**Supplied information:**
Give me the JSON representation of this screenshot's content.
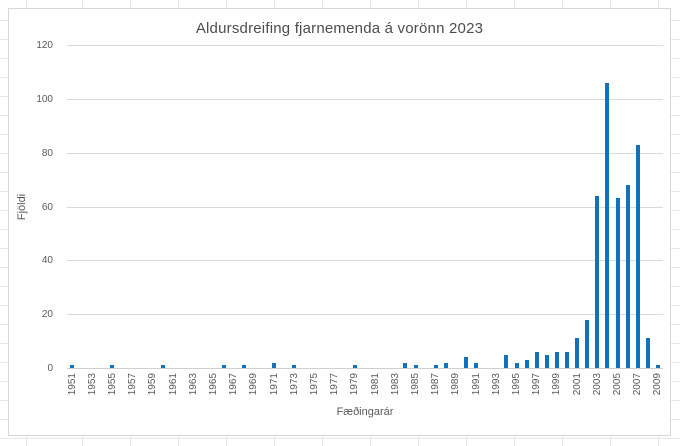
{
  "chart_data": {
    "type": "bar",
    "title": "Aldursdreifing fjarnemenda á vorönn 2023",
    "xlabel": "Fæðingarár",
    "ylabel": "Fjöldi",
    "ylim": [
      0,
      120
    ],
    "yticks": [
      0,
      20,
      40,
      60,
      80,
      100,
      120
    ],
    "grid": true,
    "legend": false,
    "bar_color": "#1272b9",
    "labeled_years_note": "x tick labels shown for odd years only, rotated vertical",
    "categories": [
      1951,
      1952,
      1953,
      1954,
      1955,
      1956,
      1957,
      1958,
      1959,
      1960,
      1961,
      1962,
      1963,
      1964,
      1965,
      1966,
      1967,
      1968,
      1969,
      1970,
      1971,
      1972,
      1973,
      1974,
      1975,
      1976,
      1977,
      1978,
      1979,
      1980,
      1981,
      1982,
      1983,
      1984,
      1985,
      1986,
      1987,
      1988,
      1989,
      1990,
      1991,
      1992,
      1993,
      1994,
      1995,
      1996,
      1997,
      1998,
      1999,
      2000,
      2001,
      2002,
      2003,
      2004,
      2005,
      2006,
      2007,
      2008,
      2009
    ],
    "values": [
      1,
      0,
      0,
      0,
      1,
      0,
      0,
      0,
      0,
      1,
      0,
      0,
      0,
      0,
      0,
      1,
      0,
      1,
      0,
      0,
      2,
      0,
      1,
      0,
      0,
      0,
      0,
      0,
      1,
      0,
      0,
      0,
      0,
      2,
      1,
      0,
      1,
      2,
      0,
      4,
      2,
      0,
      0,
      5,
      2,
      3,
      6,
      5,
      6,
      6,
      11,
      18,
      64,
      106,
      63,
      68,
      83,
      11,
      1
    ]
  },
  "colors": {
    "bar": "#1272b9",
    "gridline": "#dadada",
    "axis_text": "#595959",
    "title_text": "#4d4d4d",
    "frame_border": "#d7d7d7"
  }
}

**Required task:** Pictures in the records above should not be copied. Repeat everything else exactly.

**Full response:**
Give me the JSON representation of this screenshot's content.
{
  "chart_data": {
    "type": "bar",
    "title": "Aldursdreifing fjarnemenda á vorönn 2023",
    "xlabel": "Fæðingarár",
    "ylabel": "Fjöldi",
    "ylim": [
      0,
      120
    ],
    "yticks": [
      0,
      20,
      40,
      60,
      80,
      100,
      120
    ],
    "grid": true,
    "legend": false,
    "bar_color": "#1272b9",
    "labeled_years_note": "x tick labels shown for odd years only, rotated vertical",
    "categories": [
      1951,
      1952,
      1953,
      1954,
      1955,
      1956,
      1957,
      1958,
      1959,
      1960,
      1961,
      1962,
      1963,
      1964,
      1965,
      1966,
      1967,
      1968,
      1969,
      1970,
      1971,
      1972,
      1973,
      1974,
      1975,
      1976,
      1977,
      1978,
      1979,
      1980,
      1981,
      1982,
      1983,
      1984,
      1985,
      1986,
      1987,
      1988,
      1989,
      1990,
      1991,
      1992,
      1993,
      1994,
      1995,
      1996,
      1997,
      1998,
      1999,
      2000,
      2001,
      2002,
      2003,
      2004,
      2005,
      2006,
      2007,
      2008,
      2009
    ],
    "values": [
      1,
      0,
      0,
      0,
      1,
      0,
      0,
      0,
      0,
      1,
      0,
      0,
      0,
      0,
      0,
      1,
      0,
      1,
      0,
      0,
      2,
      0,
      1,
      0,
      0,
      0,
      0,
      0,
      1,
      0,
      0,
      0,
      0,
      2,
      1,
      0,
      1,
      2,
      0,
      4,
      2,
      0,
      0,
      5,
      2,
      3,
      6,
      5,
      6,
      6,
      11,
      18,
      64,
      106,
      63,
      68,
      83,
      11,
      1
    ]
  },
  "colors": {
    "bar": "#1272b9",
    "gridline": "#dadada",
    "axis_text": "#595959",
    "title_text": "#4d4d4d",
    "frame_border": "#d7d7d7"
  }
}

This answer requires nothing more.